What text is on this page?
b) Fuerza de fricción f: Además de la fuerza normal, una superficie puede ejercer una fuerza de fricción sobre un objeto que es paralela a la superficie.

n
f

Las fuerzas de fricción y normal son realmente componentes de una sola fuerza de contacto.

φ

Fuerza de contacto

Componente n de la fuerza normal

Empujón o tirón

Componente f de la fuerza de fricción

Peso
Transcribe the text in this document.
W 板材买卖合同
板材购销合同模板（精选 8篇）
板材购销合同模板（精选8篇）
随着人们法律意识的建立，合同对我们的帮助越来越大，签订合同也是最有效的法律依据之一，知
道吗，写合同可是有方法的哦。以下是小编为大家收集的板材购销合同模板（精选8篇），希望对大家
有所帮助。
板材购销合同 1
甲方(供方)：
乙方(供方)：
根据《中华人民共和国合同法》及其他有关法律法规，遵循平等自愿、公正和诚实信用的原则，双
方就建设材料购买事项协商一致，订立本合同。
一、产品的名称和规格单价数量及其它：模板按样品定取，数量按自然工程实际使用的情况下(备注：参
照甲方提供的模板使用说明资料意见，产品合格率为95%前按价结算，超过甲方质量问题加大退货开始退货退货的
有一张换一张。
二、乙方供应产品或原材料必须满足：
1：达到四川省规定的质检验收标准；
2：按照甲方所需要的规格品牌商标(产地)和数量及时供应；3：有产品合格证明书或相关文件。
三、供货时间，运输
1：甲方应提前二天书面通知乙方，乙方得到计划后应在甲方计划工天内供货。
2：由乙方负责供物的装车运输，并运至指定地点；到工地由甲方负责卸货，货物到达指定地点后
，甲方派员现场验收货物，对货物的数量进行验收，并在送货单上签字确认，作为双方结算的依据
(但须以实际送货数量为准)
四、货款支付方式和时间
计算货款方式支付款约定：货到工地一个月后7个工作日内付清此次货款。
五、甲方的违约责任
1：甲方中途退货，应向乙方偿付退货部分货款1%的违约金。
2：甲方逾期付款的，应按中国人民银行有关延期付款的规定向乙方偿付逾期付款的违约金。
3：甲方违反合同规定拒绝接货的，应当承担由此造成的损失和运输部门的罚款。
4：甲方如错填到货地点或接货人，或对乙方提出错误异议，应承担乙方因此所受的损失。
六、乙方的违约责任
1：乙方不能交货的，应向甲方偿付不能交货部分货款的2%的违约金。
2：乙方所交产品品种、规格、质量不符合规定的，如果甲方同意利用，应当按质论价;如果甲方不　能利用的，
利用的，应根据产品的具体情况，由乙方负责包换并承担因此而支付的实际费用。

-- -- --

◆ What is required: Look through the data and gather every line with the string "fricción" in it.

◆ Exercise output:
b) Fuerza de fricción f: Además de la fuerza normal, una superficie puede ejercer una fuerza de fricción sobre un objeto que es paralela a la superficie.
Las fuerzas de fricción y normal son realmente componentes de una sola fuerza de contacto.
Componente f de la fuerza de fricción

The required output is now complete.